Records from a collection
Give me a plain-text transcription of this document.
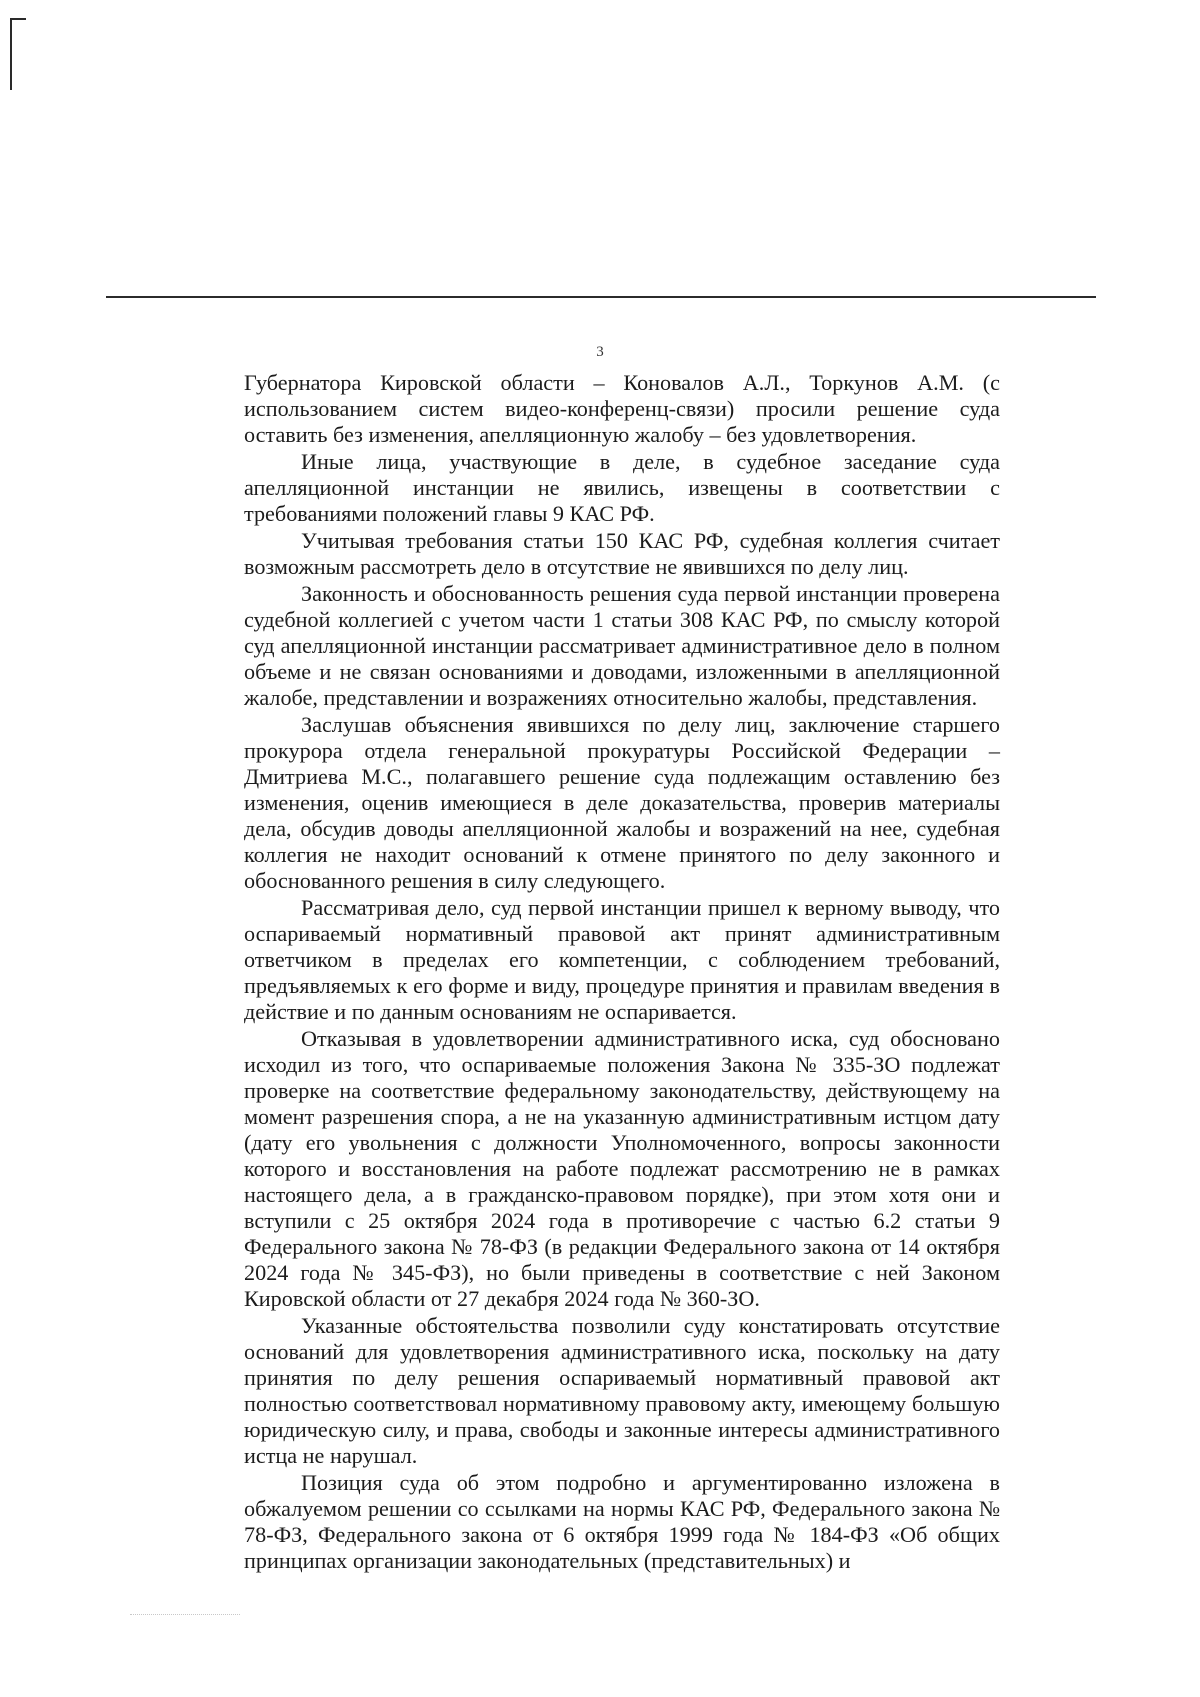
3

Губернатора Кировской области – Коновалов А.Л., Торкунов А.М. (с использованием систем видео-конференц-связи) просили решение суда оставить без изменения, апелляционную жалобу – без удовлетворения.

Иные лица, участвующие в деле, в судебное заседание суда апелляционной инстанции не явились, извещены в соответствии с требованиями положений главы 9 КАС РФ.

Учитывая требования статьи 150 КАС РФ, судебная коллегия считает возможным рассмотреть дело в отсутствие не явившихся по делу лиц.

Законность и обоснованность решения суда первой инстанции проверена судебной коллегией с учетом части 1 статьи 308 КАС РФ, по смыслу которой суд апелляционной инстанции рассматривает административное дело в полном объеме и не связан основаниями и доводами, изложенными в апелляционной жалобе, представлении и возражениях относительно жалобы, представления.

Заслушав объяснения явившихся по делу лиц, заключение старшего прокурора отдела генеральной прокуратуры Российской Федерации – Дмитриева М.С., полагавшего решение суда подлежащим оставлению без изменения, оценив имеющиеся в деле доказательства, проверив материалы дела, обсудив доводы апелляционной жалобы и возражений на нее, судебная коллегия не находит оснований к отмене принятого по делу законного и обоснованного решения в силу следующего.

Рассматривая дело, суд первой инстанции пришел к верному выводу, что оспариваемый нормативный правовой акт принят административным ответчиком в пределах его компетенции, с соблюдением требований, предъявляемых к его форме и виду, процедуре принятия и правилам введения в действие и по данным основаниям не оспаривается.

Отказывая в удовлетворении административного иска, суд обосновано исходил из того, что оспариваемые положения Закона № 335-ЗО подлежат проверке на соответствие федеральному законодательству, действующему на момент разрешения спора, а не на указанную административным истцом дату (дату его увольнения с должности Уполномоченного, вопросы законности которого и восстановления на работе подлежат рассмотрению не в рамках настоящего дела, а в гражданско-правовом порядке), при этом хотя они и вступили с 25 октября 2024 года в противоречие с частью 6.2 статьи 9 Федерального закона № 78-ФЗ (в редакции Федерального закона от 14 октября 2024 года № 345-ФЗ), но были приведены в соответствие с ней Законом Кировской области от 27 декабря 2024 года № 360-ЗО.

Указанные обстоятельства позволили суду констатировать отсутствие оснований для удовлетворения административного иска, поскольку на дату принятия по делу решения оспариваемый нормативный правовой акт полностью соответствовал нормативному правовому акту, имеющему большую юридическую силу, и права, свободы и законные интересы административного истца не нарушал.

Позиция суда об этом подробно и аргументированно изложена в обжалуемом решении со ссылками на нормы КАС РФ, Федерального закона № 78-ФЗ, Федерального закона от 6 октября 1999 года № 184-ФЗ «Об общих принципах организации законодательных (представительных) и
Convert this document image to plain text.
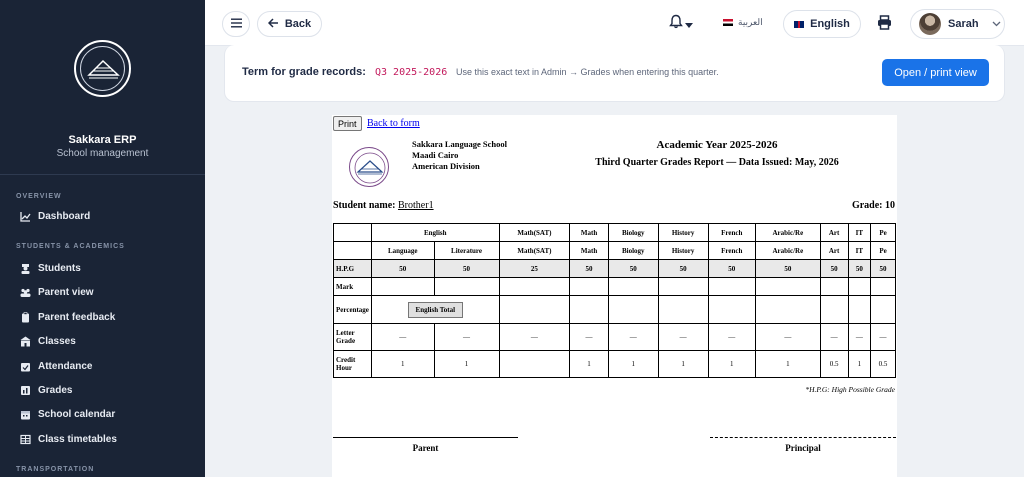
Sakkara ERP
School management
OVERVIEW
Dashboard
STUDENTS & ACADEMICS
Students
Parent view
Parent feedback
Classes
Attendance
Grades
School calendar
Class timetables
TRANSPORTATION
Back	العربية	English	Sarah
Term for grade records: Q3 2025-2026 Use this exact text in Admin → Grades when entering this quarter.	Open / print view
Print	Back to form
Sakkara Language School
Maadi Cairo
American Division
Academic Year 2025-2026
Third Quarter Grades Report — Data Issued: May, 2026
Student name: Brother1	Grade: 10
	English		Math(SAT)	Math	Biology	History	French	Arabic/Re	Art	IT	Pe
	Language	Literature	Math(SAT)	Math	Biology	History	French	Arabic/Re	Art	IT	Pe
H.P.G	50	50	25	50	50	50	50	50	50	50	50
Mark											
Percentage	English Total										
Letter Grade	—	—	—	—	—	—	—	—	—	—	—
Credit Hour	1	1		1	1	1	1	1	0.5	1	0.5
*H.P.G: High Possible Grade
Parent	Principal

— STATED TASK —
Copy out every line from the records that has the word "Language".

— WORKED ANSWER —
Sakkara Language School
	Language	Literature	Math(SAT)	Math	Biology	History	French	Arabic/Re	Art	IT	Pe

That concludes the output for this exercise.